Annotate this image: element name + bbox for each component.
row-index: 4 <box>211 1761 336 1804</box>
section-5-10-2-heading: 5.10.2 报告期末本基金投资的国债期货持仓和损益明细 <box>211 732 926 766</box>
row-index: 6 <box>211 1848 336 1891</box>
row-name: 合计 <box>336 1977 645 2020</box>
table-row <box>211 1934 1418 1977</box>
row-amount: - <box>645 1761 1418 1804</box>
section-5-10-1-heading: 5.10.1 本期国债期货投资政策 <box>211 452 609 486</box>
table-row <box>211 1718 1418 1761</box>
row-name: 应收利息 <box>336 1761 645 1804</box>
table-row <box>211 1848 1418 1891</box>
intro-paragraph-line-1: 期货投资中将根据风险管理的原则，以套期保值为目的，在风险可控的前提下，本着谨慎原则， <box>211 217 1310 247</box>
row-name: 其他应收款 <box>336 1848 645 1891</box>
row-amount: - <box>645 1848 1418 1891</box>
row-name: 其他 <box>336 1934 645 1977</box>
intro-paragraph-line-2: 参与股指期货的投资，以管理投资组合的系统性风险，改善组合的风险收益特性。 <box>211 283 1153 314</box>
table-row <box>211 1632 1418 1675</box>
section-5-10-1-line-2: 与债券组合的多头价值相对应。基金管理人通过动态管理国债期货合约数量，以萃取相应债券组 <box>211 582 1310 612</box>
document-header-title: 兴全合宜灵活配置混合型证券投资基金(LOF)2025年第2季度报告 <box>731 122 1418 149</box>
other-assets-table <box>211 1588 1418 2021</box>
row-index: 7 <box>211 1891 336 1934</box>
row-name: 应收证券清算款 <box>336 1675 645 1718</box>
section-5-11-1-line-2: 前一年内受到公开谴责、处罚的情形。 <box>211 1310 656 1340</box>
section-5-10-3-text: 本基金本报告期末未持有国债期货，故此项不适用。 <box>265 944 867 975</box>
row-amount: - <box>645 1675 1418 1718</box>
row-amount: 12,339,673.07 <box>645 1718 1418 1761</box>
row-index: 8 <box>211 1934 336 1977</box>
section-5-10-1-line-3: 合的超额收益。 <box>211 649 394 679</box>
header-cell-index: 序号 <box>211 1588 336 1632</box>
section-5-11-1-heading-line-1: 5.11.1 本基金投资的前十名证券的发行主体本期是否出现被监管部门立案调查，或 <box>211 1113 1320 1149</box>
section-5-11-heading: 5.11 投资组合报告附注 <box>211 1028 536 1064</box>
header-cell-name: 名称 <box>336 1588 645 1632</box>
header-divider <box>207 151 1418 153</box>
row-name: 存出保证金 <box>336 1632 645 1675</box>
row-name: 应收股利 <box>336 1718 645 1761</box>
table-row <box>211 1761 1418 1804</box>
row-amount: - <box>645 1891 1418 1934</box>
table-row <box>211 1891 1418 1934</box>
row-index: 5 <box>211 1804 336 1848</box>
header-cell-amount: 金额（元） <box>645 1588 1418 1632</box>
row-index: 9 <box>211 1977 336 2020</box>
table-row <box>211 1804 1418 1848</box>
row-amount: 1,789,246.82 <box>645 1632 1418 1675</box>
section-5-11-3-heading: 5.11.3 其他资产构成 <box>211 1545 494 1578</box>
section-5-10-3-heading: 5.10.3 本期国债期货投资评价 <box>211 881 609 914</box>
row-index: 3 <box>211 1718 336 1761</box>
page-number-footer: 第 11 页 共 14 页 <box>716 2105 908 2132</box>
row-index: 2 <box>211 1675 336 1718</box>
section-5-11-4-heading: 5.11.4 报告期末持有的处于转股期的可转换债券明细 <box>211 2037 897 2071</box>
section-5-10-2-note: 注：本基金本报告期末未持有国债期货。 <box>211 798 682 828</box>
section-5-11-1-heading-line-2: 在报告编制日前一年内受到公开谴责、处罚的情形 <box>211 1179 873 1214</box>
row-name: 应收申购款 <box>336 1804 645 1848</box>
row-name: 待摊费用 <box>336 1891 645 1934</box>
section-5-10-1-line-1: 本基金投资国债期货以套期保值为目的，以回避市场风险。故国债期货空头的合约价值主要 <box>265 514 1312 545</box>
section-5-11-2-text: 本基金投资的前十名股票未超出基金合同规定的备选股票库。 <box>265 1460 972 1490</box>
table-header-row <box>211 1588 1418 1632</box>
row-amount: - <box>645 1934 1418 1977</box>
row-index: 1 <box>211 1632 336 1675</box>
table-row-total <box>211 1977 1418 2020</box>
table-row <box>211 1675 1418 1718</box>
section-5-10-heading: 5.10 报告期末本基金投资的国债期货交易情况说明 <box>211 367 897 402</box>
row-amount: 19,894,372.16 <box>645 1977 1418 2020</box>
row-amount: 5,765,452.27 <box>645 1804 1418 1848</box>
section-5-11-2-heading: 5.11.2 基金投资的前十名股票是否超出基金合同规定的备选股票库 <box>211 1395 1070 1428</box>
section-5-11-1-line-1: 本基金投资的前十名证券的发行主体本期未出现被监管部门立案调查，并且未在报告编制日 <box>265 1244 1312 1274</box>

**Instruction:**
Copy the data above line for line, without altering anything.

**Task response:**
Annotate this image: element name + bbox for each component.
row-index: 4 <box>211 1761 336 1804</box>
section-5-10-2-heading: 5.10.2 报告期末本基金投资的国债期货持仓和损益明细 <box>211 732 926 766</box>
row-index: 6 <box>211 1848 336 1891</box>
row-name: 合计 <box>336 1977 645 2020</box>
table-row <box>211 1934 1418 1977</box>
row-amount: - <box>645 1761 1418 1804</box>
section-5-10-1-heading: 5.10.1 本期国债期货投资政策 <box>211 452 609 486</box>
table-row <box>211 1718 1418 1761</box>
row-name: 应收利息 <box>336 1761 645 1804</box>
table-row <box>211 1848 1418 1891</box>
intro-paragraph-line-1: 期货投资中将根据风险管理的原则，以套期保值为目的，在风险可控的前提下，本着谨慎原则， <box>211 217 1310 247</box>
row-name: 其他应收款 <box>336 1848 645 1891</box>
row-amount: - <box>645 1848 1418 1891</box>
row-name: 其他 <box>336 1934 645 1977</box>
intro-paragraph-line-2: 参与股指期货的投资，以管理投资组合的系统性风险，改善组合的风险收益特性。 <box>211 283 1153 314</box>
table-row <box>211 1632 1418 1675</box>
section-5-10-1-line-2: 与债券组合的多头价值相对应。基金管理人通过动态管理国债期货合约数量，以萃取相应债券组 <box>211 582 1310 612</box>
document-header-title: 兴全合宜灵活配置混合型证券投资基金(LOF)2025年第2季度报告 <box>731 122 1418 149</box>
other-assets-table <box>211 1588 1418 2021</box>
row-index: 7 <box>211 1891 336 1934</box>
row-name: 应收证券清算款 <box>336 1675 645 1718</box>
section-5-11-1-line-2: 前一年内受到公开谴责、处罚的情形。 <box>211 1310 656 1340</box>
section-5-10-3-text: 本基金本报告期末未持有国债期货，故此项不适用。 <box>265 944 867 975</box>
row-amount: - <box>645 1675 1418 1718</box>
row-amount: 12,339,673.07 <box>645 1718 1418 1761</box>
row-index: 8 <box>211 1934 336 1977</box>
section-5-10-1-line-3: 合的超额收益。 <box>211 649 394 679</box>
header-cell-index: 序号 <box>211 1588 336 1632</box>
section-5-11-1-heading-line-1: 5.11.1 本基金投资的前十名证券的发行主体本期是否出现被监管部门立案调查，或 <box>211 1113 1320 1149</box>
section-5-11-heading: 5.11 投资组合报告附注 <box>211 1028 536 1064</box>
header-cell-name: 名称 <box>336 1588 645 1632</box>
header-divider <box>207 151 1418 153</box>
row-name: 存出保证金 <box>336 1632 645 1675</box>
row-name: 应收股利 <box>336 1718 645 1761</box>
table-row <box>211 1761 1418 1804</box>
row-amount: - <box>645 1891 1418 1934</box>
table-row <box>211 1891 1418 1934</box>
row-index: 5 <box>211 1804 336 1848</box>
header-cell-amount: 金额（元） <box>645 1588 1418 1632</box>
row-index: 9 <box>211 1977 336 2020</box>
table-row <box>211 1804 1418 1848</box>
row-amount: 1,789,246.82 <box>645 1632 1418 1675</box>
section-5-11-3-heading: 5.11.3 其他资产构成 <box>211 1545 494 1578</box>
section-5-10-3-heading: 5.10.3 本期国债期货投资评价 <box>211 881 609 914</box>
row-index: 3 <box>211 1718 336 1761</box>
page-number-footer: 第 11 页 共 14 页 <box>716 2105 908 2132</box>
row-index: 2 <box>211 1675 336 1718</box>
section-5-11-4-heading: 5.11.4 报告期末持有的处于转股期的可转换债券明细 <box>211 2037 897 2071</box>
section-5-10-2-note: 注：本基金本报告期末未持有国债期货。 <box>211 798 682 828</box>
section-5-11-1-heading-line-2: 在报告编制日前一年内受到公开谴责、处罚的情形 <box>211 1179 873 1214</box>
row-name: 应收申购款 <box>336 1804 645 1848</box>
row-name: 待摊费用 <box>336 1891 645 1934</box>
section-5-10-1-line-1: 本基金投资国债期货以套期保值为目的，以回避市场风险。故国债期货空头的合约价值主要 <box>265 514 1312 545</box>
section-5-11-2-text: 本基金投资的前十名股票未超出基金合同规定的备选股票库。 <box>265 1460 972 1490</box>
table-header-row <box>211 1588 1418 1632</box>
row-amount: - <box>645 1934 1418 1977</box>
row-index: 1 <box>211 1632 336 1675</box>
table-row-total <box>211 1977 1418 2020</box>
table-row <box>211 1675 1418 1718</box>
section-5-10-heading: 5.10 报告期末本基金投资的国债期货交易情况说明 <box>211 367 897 402</box>
row-amount: 19,894,372.16 <box>645 1977 1418 2020</box>
row-amount: 5,765,452.27 <box>645 1804 1418 1848</box>
section-5-11-2-heading: 5.11.2 基金投资的前十名股票是否超出基金合同规定的备选股票库 <box>211 1395 1070 1428</box>
section-5-11-1-line-1: 本基金投资的前十名证券的发行主体本期未出现被监管部门立案调查，并且未在报告编制日 <box>265 1244 1312 1274</box>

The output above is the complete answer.